Pick every line from the data that holds the word "Search".

********

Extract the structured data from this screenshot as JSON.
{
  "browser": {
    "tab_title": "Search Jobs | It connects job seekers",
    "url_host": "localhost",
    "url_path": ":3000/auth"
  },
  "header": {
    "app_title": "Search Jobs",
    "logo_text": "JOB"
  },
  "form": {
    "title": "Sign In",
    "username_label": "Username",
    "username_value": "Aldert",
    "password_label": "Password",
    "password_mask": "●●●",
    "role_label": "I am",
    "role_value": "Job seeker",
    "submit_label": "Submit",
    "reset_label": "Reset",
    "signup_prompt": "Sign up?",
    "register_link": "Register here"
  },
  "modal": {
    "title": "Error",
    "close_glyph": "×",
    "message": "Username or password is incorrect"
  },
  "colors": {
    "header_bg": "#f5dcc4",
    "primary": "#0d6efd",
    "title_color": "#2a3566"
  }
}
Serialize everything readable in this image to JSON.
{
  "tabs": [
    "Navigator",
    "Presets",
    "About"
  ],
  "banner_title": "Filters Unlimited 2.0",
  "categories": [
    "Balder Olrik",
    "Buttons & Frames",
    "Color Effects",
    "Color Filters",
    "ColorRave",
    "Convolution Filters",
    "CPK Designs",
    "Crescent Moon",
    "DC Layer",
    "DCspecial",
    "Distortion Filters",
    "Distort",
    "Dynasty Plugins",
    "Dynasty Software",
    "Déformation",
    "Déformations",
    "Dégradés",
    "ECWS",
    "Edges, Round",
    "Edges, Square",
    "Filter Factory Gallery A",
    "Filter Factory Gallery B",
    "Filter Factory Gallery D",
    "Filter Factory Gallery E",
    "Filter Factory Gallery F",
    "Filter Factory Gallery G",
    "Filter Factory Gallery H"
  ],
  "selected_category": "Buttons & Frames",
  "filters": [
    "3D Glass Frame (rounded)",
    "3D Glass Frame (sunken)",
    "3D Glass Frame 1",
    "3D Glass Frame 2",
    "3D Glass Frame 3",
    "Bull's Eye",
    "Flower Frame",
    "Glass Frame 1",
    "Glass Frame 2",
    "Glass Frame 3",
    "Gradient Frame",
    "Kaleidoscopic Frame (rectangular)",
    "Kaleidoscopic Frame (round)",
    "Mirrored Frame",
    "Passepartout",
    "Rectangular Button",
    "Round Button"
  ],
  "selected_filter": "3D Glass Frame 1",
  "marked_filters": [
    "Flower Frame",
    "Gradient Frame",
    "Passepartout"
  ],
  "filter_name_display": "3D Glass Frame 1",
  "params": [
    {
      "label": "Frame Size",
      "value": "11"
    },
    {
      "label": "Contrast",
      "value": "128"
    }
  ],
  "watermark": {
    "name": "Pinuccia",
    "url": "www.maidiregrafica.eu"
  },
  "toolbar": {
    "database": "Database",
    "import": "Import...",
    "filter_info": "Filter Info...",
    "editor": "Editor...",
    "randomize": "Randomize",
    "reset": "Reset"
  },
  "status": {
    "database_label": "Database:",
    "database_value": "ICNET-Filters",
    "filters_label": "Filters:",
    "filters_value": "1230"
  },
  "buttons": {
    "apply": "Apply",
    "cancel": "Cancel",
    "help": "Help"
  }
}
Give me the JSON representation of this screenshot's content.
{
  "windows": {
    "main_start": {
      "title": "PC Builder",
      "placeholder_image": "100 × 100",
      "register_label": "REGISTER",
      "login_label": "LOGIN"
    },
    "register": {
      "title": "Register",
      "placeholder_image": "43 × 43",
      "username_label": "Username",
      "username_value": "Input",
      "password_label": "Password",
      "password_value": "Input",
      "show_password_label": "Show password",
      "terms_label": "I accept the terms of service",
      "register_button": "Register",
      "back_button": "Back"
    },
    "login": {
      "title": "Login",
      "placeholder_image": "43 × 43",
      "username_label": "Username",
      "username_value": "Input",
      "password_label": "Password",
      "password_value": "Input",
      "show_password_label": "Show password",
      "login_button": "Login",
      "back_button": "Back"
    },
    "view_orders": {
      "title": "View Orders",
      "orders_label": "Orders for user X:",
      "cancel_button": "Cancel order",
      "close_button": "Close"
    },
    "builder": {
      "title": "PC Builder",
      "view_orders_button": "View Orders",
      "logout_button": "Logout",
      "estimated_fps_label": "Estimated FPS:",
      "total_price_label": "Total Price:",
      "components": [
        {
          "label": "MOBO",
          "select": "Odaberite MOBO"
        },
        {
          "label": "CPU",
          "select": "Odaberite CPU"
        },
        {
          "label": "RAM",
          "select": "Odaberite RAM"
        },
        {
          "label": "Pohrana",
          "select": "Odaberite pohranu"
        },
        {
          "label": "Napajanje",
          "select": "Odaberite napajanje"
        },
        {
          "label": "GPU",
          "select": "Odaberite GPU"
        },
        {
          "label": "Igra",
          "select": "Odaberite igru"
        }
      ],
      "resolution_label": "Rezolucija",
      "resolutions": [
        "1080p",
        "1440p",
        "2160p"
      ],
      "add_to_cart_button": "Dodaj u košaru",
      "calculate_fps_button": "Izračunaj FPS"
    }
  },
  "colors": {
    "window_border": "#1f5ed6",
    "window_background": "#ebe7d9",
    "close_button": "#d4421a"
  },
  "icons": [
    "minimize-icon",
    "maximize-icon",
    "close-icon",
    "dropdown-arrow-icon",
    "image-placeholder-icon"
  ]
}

********

ANSWER TO THIS TASK:
    "tab_title": "Search Jobs | It connects job seekers",
    "app_title": "Search Jobs",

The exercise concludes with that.